> **EXERCISE AIM**: In the listing below, count the lines with "Примеры" and report only the figure.

> **MATERIAL FOR THE TASK**:
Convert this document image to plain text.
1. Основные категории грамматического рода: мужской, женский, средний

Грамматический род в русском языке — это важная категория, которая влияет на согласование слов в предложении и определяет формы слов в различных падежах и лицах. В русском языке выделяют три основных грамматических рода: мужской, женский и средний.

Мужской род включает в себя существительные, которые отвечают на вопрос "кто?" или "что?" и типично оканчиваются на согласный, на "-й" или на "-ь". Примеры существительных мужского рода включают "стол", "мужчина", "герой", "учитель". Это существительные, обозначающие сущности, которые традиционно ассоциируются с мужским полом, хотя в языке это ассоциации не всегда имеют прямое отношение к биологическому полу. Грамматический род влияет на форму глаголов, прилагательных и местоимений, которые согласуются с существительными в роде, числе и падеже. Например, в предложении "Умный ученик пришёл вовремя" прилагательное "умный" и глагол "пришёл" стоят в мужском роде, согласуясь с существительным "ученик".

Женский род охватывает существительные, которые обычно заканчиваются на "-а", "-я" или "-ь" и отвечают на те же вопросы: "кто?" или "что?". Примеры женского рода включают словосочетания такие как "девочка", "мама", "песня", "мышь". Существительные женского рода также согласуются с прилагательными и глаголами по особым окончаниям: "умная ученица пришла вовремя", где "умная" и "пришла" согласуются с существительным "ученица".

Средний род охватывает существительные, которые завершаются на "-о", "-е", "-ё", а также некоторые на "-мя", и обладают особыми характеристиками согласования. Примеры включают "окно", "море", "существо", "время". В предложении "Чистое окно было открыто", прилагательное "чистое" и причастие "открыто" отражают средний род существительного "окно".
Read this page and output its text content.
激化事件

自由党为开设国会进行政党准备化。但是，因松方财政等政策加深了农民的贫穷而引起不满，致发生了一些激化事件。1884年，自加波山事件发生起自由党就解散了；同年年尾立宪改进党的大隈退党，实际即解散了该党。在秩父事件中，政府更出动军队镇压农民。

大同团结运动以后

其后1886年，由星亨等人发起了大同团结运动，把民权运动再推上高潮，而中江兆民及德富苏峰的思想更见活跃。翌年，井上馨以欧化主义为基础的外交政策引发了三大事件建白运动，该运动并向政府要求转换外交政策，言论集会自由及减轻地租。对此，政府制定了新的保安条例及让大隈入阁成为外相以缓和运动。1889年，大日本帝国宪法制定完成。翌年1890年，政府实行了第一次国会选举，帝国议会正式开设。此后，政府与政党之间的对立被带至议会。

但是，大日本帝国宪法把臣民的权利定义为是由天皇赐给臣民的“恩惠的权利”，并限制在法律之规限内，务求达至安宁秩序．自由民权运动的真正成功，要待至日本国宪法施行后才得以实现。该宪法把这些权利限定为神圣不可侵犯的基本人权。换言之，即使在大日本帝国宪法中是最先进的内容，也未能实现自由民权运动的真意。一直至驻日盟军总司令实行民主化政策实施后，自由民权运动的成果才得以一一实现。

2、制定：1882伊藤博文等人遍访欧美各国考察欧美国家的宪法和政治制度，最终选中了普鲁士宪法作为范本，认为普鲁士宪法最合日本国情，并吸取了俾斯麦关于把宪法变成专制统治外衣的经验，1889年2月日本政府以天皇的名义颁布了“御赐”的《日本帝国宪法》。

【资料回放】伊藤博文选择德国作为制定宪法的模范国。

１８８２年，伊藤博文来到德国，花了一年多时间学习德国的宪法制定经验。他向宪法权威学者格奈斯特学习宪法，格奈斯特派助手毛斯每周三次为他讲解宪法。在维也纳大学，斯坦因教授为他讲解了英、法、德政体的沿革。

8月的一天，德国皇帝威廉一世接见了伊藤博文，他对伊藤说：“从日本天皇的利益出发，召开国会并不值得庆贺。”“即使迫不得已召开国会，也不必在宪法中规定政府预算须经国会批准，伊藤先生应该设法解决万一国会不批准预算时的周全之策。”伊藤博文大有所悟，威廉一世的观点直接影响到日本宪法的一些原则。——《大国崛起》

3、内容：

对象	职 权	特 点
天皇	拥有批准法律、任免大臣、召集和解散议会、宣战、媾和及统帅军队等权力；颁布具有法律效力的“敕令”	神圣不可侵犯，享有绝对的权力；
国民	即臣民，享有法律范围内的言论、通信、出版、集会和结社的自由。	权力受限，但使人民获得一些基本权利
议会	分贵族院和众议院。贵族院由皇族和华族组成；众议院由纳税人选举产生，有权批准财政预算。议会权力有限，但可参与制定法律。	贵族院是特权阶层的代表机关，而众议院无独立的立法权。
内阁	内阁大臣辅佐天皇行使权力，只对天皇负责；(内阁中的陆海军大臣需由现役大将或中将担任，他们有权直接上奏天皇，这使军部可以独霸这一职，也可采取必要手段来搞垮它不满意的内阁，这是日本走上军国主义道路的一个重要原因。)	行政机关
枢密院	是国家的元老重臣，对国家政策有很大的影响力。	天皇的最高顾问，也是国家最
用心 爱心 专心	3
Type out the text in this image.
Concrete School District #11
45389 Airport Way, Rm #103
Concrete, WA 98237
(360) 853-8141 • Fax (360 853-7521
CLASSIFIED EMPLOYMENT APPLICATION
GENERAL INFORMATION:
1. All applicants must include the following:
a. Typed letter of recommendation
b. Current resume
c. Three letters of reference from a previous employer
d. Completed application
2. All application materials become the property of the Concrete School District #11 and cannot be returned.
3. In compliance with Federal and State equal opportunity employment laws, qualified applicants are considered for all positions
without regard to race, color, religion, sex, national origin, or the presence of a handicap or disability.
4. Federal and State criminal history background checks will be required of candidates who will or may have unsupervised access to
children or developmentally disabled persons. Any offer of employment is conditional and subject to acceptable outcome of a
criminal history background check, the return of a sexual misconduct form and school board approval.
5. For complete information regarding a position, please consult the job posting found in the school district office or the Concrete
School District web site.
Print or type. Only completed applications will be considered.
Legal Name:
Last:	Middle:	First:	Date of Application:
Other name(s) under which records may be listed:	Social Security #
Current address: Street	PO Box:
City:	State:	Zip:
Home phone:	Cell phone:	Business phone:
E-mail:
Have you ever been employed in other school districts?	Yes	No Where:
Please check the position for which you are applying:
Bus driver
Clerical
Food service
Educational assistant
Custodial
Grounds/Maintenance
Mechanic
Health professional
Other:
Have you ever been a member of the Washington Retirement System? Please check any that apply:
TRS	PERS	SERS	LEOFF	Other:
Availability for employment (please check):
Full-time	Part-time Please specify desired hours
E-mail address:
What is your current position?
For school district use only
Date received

> **RESPONSE TO THE EXERCISE**: 3